▶ **GIVEN EXERCISE**:
Reproduce every record below exactly as it appears.

▶ **RECORDS FOR PROCESSING**:
· · ·

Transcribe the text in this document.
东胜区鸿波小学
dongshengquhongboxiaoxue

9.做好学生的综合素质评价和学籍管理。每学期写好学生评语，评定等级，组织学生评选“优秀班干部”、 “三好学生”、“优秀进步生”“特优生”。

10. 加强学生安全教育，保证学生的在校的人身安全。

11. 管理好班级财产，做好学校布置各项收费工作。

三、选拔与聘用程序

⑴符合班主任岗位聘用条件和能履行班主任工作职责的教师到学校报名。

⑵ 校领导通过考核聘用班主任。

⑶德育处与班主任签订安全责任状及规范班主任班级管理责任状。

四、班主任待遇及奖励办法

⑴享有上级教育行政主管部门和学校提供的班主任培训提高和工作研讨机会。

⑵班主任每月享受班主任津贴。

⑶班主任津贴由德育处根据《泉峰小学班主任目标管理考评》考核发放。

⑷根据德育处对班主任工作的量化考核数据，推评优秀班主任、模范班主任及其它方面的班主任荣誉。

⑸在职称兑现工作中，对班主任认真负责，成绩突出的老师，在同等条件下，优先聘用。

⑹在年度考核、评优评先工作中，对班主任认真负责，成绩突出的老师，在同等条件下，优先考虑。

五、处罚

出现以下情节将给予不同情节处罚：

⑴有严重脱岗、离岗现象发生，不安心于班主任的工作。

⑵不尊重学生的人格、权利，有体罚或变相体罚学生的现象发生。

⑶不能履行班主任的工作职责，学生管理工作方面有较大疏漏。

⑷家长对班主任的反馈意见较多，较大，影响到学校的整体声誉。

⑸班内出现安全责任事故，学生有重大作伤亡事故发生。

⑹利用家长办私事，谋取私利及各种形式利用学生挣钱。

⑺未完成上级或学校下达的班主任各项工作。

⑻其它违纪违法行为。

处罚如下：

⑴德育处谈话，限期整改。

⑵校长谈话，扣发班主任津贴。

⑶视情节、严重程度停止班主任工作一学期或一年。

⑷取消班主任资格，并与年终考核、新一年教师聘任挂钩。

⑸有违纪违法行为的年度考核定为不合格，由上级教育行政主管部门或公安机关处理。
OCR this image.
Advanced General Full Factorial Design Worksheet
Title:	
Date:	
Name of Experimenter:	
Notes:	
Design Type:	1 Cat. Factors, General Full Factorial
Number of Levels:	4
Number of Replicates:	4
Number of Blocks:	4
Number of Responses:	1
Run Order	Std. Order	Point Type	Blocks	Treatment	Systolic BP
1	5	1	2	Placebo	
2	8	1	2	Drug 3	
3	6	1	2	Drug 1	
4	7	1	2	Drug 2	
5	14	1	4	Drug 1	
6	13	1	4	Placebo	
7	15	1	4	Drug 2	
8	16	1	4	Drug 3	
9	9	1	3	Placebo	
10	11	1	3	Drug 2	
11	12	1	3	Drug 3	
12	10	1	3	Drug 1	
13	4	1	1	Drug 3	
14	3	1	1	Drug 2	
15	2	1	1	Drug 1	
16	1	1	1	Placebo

· · ·

▶ **PROBLEM SOLUTION**:
Transcribe the text in this document.
东胜区鸿波小学
dongshengquhongboxiaoxue

9.做好学生的综合素质评价和学籍管理。每学期写好学生评语，评定等级，组织学生评选“优秀班干部”、 “三好学生”、“优秀进步生”“特优生”。

10. 加强学生安全教育，保证学生的在校的人身安全。

11. 管理好班级财产，做好学校布置各项收费工作。

三、选拔与聘用程序

⑴符合班主任岗位聘用条件和能履行班主任工作职责的教师到学校报名。

⑵ 校领导通过考核聘用班主任。

⑶德育处与班主任签订安全责任状及规范班主任班级管理责任状。

四、班主任待遇及奖励办法

⑴享有上级教育行政主管部门和学校提供的班主任培训提高和工作研讨机会。

⑵班主任每月享受班主任津贴。

⑶班主任津贴由德育处根据《泉峰小学班主任目标管理考评》考核发放。

⑷根据德育处对班主任工作的量化考核数据，推评优秀班主任、模范班主任及其它方面的班主任荣誉。

⑸在职称兑现工作中，对班主任认真负责，成绩突出的老师，在同等条件下，优先聘用。

⑹在年度考核、评优评先工作中，对班主任认真负责，成绩突出的老师，在同等条件下，优先考虑。

五、处罚

出现以下情节将给予不同情节处罚：

⑴有严重脱岗、离岗现象发生，不安心于班主任的工作。

⑵不尊重学生的人格、权利，有体罚或变相体罚学生的现象发生。

⑶不能履行班主任的工作职责，学生管理工作方面有较大疏漏。

⑷家长对班主任的反馈意见较多，较大，影响到学校的整体声誉。

⑸班内出现安全责任事故，学生有重大作伤亡事故发生。

⑹利用家长办私事，谋取私利及各种形式利用学生挣钱。

⑺未完成上级或学校下达的班主任各项工作。

⑻其它违纪违法行为。

处罚如下：

⑴德育处谈话，限期整改。

⑵校长谈话，扣发班主任津贴。

⑶视情节、严重程度停止班主任工作一学期或一年。

⑷取消班主任资格，并与年终考核、新一年教师聘任挂钩。

⑸有违纪违法行为的年度考核定为不合格，由上级教育行政主管部门或公安机关处理。
OCR this image.
Advanced General Full Factorial Design Worksheet
Title:	
Date:	
Name of Experimenter:	
Notes:	
Design Type:	1 Cat. Factors, General Full Factorial
Number of Levels:	4
Number of Replicates:	4
Number of Blocks:	4
Number of Responses:	1
Run Order	Std. Order	Point Type	Blocks	Treatment	Systolic BP
1	5	1	2	Placebo	
2	8	1	2	Drug 3	
3	6	1	2	Drug 1	
4	7	1	2	Drug 2	
5	14	1	4	Drug 1	
6	13	1	4	Placebo	
7	15	1	4	Drug 2	
8	16	1	4	Drug 3	
9	9	1	3	Placebo	
10	11	1	3	Drug 2	
11	12	1	3	Drug 3	
12	10	1	3	Drug 1	
13	4	1	1	Drug 3	
14	3	1	1	Drug 2	
15	2	1	1	Drug 1	
16	1	1	1	Placebo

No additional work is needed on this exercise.